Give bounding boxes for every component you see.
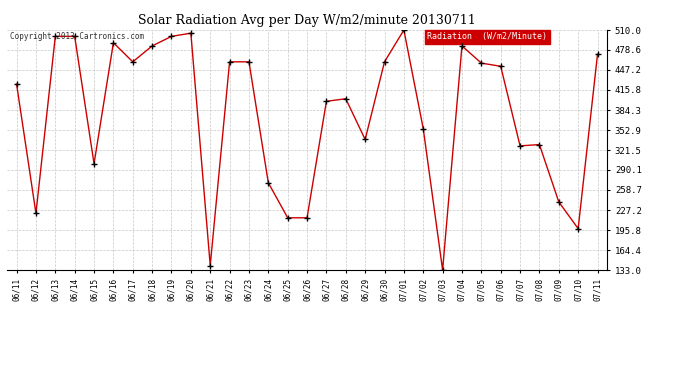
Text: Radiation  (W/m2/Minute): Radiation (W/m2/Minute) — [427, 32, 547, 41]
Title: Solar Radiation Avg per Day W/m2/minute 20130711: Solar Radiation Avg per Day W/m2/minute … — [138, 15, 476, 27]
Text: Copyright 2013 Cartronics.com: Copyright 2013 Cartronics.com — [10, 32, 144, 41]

* * *

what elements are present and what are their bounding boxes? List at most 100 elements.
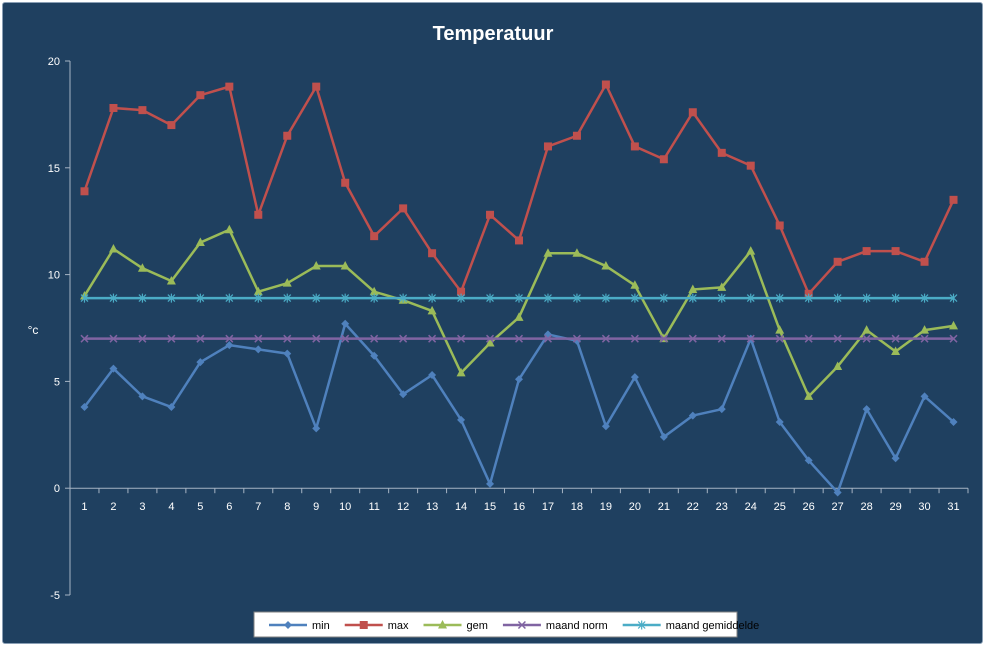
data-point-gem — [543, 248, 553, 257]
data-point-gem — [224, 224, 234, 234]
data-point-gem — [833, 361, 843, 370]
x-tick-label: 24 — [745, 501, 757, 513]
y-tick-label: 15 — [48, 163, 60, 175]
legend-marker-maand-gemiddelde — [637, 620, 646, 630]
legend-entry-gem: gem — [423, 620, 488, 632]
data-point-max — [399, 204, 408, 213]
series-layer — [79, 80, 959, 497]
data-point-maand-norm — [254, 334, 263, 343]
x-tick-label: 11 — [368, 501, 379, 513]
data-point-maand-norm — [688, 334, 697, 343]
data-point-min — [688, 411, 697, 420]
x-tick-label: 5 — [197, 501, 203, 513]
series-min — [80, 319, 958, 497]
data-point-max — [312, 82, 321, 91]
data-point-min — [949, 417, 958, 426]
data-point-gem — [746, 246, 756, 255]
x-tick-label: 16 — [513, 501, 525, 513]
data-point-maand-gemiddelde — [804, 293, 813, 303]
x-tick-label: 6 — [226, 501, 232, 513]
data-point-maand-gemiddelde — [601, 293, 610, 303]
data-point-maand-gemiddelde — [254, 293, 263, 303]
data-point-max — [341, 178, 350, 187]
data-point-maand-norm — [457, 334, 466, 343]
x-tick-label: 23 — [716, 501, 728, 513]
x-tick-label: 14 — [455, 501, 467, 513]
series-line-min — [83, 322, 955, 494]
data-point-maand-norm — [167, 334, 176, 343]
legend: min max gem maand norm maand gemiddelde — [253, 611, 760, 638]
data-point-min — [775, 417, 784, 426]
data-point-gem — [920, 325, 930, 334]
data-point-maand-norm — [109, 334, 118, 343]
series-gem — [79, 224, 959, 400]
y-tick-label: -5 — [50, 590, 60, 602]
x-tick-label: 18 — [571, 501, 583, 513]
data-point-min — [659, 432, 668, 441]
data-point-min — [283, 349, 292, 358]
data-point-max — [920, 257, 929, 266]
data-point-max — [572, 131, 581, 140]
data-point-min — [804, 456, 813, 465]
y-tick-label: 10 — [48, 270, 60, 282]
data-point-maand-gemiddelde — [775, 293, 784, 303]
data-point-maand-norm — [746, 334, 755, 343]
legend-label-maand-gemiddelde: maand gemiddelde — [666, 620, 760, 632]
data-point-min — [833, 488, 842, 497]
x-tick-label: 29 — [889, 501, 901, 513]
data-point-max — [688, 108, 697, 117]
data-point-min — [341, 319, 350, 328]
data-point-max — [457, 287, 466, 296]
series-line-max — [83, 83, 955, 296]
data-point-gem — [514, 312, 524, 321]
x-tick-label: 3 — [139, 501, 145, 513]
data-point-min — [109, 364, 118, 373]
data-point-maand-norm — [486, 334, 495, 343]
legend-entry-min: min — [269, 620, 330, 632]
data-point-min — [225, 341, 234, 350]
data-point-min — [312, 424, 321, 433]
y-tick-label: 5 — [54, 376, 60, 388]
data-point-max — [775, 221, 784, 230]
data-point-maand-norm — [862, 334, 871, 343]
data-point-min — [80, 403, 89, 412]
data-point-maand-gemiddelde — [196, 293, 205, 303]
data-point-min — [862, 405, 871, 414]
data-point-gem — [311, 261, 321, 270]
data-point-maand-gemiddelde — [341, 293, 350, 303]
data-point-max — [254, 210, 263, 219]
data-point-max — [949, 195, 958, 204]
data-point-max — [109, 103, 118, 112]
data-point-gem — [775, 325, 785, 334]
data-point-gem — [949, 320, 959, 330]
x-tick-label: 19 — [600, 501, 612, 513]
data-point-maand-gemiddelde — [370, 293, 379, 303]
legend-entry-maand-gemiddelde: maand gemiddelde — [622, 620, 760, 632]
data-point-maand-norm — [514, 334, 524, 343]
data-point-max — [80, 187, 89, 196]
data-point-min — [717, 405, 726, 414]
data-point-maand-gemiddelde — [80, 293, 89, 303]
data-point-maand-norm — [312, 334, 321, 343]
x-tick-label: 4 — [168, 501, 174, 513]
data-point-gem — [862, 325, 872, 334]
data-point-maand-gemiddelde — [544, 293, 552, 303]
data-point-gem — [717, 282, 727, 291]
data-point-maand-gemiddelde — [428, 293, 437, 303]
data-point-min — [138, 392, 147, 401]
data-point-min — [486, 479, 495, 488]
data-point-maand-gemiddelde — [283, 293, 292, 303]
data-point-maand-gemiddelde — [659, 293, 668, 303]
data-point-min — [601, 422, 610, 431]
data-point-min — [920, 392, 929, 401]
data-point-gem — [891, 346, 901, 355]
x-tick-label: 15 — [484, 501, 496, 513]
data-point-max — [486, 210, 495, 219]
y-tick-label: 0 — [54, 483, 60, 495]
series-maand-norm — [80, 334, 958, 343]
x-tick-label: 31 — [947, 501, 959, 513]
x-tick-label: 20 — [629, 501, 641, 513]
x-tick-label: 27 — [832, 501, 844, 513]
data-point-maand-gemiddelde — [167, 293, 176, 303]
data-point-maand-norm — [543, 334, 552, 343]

## Work instructions
Copy out, unchanged, the lines of the data starting at the line that contains "32, 547, 41]" and ending at the line that contains "Text: Copyright 2013", including both of those lines.

## Exercise result
Text: Radiation  (W/m2/Minute): Radiation (W/m2/Minute) — [427, 32, 547, 41]
Title: Solar Radiation Avg per Day W/m2/minute 20130711: Solar Radiation Avg per Day W/m2/minute … — [138, 15, 476, 27]
Text: Copyright 2013 Cartronics.com: Copyright 2013 Cartronics.com — [10, 32, 144, 41]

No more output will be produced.